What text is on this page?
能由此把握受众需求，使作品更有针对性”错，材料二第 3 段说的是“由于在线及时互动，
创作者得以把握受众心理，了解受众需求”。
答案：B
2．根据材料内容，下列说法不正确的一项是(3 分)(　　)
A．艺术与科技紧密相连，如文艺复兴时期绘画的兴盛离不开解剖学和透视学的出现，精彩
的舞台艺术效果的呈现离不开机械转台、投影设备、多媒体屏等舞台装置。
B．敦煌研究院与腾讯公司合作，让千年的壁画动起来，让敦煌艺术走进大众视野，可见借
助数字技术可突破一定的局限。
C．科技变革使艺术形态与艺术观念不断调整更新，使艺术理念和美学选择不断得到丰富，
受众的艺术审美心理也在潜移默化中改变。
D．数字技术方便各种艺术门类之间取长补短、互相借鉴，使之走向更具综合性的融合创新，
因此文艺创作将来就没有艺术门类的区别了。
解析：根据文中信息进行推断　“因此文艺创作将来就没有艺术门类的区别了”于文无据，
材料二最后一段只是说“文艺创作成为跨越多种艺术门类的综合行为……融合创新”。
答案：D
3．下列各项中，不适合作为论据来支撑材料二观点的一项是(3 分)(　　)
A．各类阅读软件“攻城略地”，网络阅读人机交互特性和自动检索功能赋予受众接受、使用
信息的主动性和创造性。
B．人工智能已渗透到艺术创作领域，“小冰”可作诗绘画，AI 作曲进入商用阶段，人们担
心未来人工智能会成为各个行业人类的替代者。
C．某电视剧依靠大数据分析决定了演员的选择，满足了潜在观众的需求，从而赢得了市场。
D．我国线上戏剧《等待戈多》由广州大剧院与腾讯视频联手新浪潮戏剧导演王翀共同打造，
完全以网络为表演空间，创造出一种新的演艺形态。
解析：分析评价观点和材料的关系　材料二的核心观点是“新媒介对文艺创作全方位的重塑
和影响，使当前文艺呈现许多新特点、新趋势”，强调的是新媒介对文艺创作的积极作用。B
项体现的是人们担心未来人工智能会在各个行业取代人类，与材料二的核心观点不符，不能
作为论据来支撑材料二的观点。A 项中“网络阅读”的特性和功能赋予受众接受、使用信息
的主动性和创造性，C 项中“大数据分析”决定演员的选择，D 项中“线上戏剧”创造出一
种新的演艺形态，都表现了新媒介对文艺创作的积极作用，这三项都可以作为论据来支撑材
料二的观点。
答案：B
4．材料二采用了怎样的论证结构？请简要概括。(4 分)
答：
+ + + + + + +
→ The problem: Give only the count of lines in this material that contain the string "因此文艺创作将来就没有艺术门类的区别了".

→ Problem solution: 2